**** Passage provided ****

Academy Dinner In Arcadia

Title:     Academy Dinner In Arcadia
Author: George William Curtis [More Titles by Curtis]

The Easy Chair went up lately to the hills to enjoy the annual dinner at Arcadia. It is a summer feast which tradition assigns to some old academy in those parts, supposed to have been founded by a pastor of the village in the days before railroads, when there was no path to Arcadia except that which is still sometimes pursued. It is a winding sylvan way through woods and by singing streams and solitary farms, and as you drive slowly on you feel yourself penetrating farther and farther into a rural seclusion to which the modern world has hardly found its way, and where you might expect to surprise a peaceful community of ancient New England, as in threading the remoter recesses and heights of the Catskill you might come upon a party of Hendrik Hudson's crew.

In this loneliness of the hills the young pastor, who was in delicate health and unmarried, relieved the sombre severity of clerical life by teaching a few boys and girls. By that fond indirection he brightened with fresh air and natural music and sunshine the dry routine of his unmated days. For the cheerless solemnity of the life of the country clergy in those times it is hard to imagine. The missionaries to East London tell us that the peculiar characteristic of that vast region, swarming with human beings, is want of entertainment. The people there do not laugh. They have no diversion. There is nothing pleasant to see or to hear. It is a huge stone mill in which human life is ground up in an endless and barren monotony of hard work.

It is odd to trace any resemblance to it in a life so different; but the old-fashioned Calvinistic divine in his small country parish, revolving in an actual world of petty details, and in another world of grim theological speculation and absorption in the contemplation of death, must have seldom smiled. The young pastor was bound by no vow of celibacy, but he knew that his life must be brief, and he gladly surrounded himself with children in the guise of pupils, and when he died he left a Bible to his church, a small sum for the education of heathen youth in America, some manuscript sermons to his parents, and the rest of his little property to found an academy for godly youth.

This at least is the tradition. But when Silvertongue came once to the dinner he put the story aside airily as a pleasant fiction, and averred that the annual feast was instituted simply to glorify two legendary friends of the town and enjoy them forever. This had a sound that contrasted not inaptly with the seriousness of the hills, and suggested an origin not unlike that of the feasts in the Lacedemonian worship of the Dioscuri. Still another theory which is like to grow with time associates it with the memory of two strangers of benignant aspect, who appeared suddenly in the village like the gray-haired regicide at Hadley, and aiding the towns-people not with a sword, but with a bounty, departed. They are all pleasant tales. But the earliest tradition is likely to be the truest. It was the good pastor who sowed the modest seed which has now sprung up a hundred-fold.

**** Data section ****

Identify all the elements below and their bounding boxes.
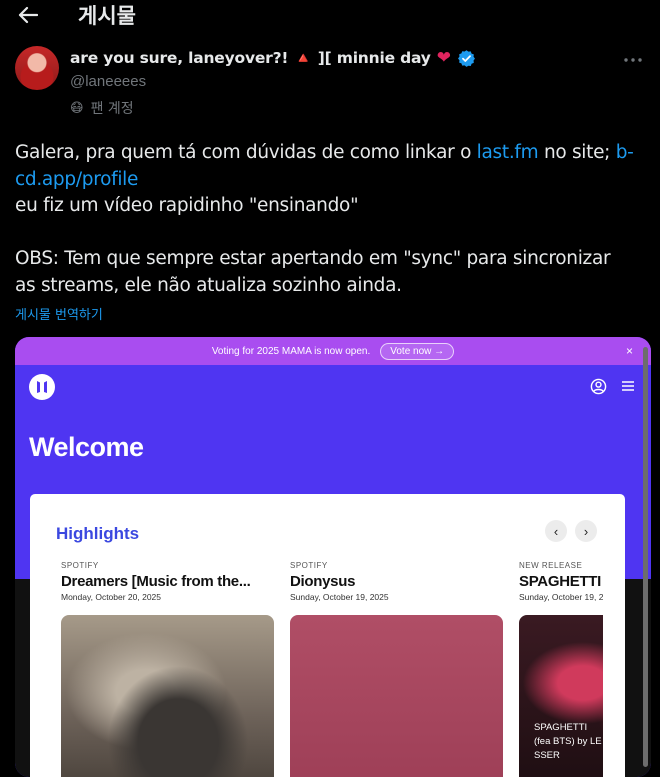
banner-text: Voting for 2025 MAMA is now open. (211, 345, 371, 357)
item-date: Sunday, October 19, 20 (519, 592, 603, 602)
heart-emoji: ❤ (436, 48, 451, 67)
highlight-thumbnail[interactable]: SPAGHETTI (fea BTS) by LE SSER (519, 615, 603, 777)
item-title: Dionysus (290, 573, 356, 590)
welcome-heading: Welcome (29, 432, 144, 462)
more-dots-icon (624, 58, 642, 62)
highlights-title: Highlights (56, 524, 140, 543)
highlight-item[interactable]: SPOTIFY Dionysus Sunday, October 19, 202… (290, 561, 503, 602)
mask-emoji-icon: 😷 (70, 100, 84, 116)
tweet-text-part: Galera, pra quem tá com dúvidas de como … (15, 142, 477, 163)
vote-now-button[interactable]: Vote now → (380, 342, 455, 360)
item-source: SPOTIFY (290, 561, 328, 570)
hamburger-menu-icon[interactable] (621, 380, 635, 392)
highlight-item-clipped[interactable]: NEW RELEASE SPAGHETTI Sunday, October 19… (519, 494, 603, 777)
banner-close-icon[interactable]: × (626, 344, 633, 358)
account-label-text: 팬 계정 (90, 101, 134, 117)
item-title: SPAGHETTI (519, 573, 602, 590)
item-date: Monday, October 20, 2025 (61, 592, 162, 602)
site-banner: Voting for 2025 MAMA is now open. Vote n… (15, 337, 651, 365)
tweet-text-line3: OBS: Tem que sempre estar apertando em "… (15, 248, 611, 296)
highlight-thumbnail[interactable] (290, 615, 503, 777)
user-account-icon[interactable] (590, 378, 607, 395)
highlight-item[interactable]: NEW RELEASE SPAGHETTI Sunday, October 19… (519, 561, 603, 602)
item-date: Sunday, October 19, 2025 (290, 592, 389, 602)
tweet-media[interactable]: Voting for 2025 MAMA is now open. Vote n… (15, 337, 651, 777)
tweet-text: Galera, pra quem tá com dúvidas de como … (15, 140, 635, 299)
back-button[interactable] (14, 2, 42, 28)
highlight-thumbnail[interactable] (61, 615, 274, 777)
tweet-text-part: no site; (538, 142, 616, 163)
lastfm-link[interactable]: last.fm (477, 142, 539, 163)
item-source: NEW RELEASE (519, 561, 583, 570)
highlight-item[interactable]: SPOTIFY Dreamers [Music from the... Mond… (61, 561, 274, 602)
account-label: 😷 팬 계정 (70, 98, 134, 118)
name-row: are you sure, laneyover?! 🔺 ][ minnie da… (70, 48, 476, 68)
page-title: 게시물 (78, 4, 136, 28)
more-options-button[interactable] (621, 52, 645, 68)
highlights-card: Highlights ‹ › SPOTIFY Dreamers [Music f… (30, 494, 625, 777)
display-name[interactable]: are you sure, laneyover?! 🔺 ][ minnie da… (70, 49, 431, 67)
translate-post-link[interactable]: 게시물 번역하기 (15, 304, 103, 323)
user-handle[interactable]: @laneeees (70, 73, 146, 90)
bts-logo-icon[interactable] (29, 374, 55, 400)
tweet-text-line2: eu fiz um vídeo rapidinho "ensinando" (15, 195, 359, 216)
verified-badge-icon[interactable] (457, 49, 476, 68)
scrollbar[interactable] (643, 347, 648, 767)
item-title: Dreamers [Music from the... (61, 573, 251, 590)
arrow-left-icon (18, 6, 38, 24)
avatar[interactable] (15, 46, 59, 90)
site-nav (15, 365, 651, 410)
tweet-author: are you sure, laneyover?! 🔺 ][ minnie da… (15, 46, 645, 126)
top-bar: 게시물 (0, 0, 660, 30)
item-source: SPOTIFY (61, 561, 99, 570)
thumbnail-caption: SPAGHETTI (fea BTS) by LE SSER (534, 722, 602, 761)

****

• To do:
(A) For each statement about the passage on the Arcadia dinner, answer yes or no and quote the words of the passage that decide it. (i) The young pastor was married. (ii) Silvertongue dismissed the story of the academy's founding as a pleasant fiction. (iii) The pastor left his manuscript sermons to his church.
(B) In the rows, start at the line containing "banner-text: Voting for" and end at the line containing "item-date: Sunday, October 19, 2025". Switch "item-date" to "entry-date" and give those lines again, with everything else left as it is.

• Task-by-task answers:
(A)
(i) No: "who was in delicate health and unmarried"
(ii) Yes: "he put the story aside airily as a pleasant fiction"
(iii) No: "he left a Bible to his church, a small sum for the education of heathen youth in America, some manuscript sermons to his parents"

(B)
banner-text: Voting for 2025 MAMA is now open. (211, 345, 371, 357)
entry-date: Sunday, October 19, 20 (519, 592, 603, 602)
heart-emoji: ❤ (436, 48, 451, 67)
highlight-thumbnail[interactable]: SPAGHETTI (fea BTS) by LE SSER (519, 615, 603, 777)
item-title: Dionysus (290, 573, 356, 590)
welcome-heading: Welcome (29, 432, 144, 462)
more-dots-icon (624, 58, 642, 62)
highlights-title: Highlights (56, 524, 140, 543)
highlight-item[interactable]: SPOTIFY Dionysus Sunday, October 19, 202… (290, 561, 503, 602)
mask-emoji-icon: 😷 (70, 100, 84, 116)
tweet-text-part: Galera, pra quem tá com dúvidas de como … (15, 142, 477, 163)
vote-now-button[interactable]: Vote now → (380, 342, 455, 360)
item-source: SPOTIFY (290, 561, 328, 570)
hamburger-menu-icon[interactable] (621, 380, 635, 392)
highlight-item-clipped[interactable]: NEW RELEASE SPAGHETTI Sunday, October 19… (519, 494, 603, 777)
banner-close-icon[interactable]: × (626, 344, 633, 358)
account-label-text: 팬 계정 (90, 101, 134, 117)
item-title: SPAGHETTI (519, 573, 602, 590)
entry-date: Monday, October 20, 2025 (61, 592, 162, 602)
site-banner: Voting for 2025 MAMA is now open. Vote n… (15, 337, 651, 365)
tweet-text-line3: OBS: Tem que sempre estar apertando em "… (15, 248, 611, 296)
highlight-thumbnail[interactable] (290, 615, 503, 777)
user-account-icon[interactable] (590, 378, 607, 395)
highlight-item[interactable]: NEW RELEASE SPAGHETTI Sunday, October 19… (519, 561, 603, 602)
entry-date: Sunday, October 19, 2025 (290, 592, 389, 602)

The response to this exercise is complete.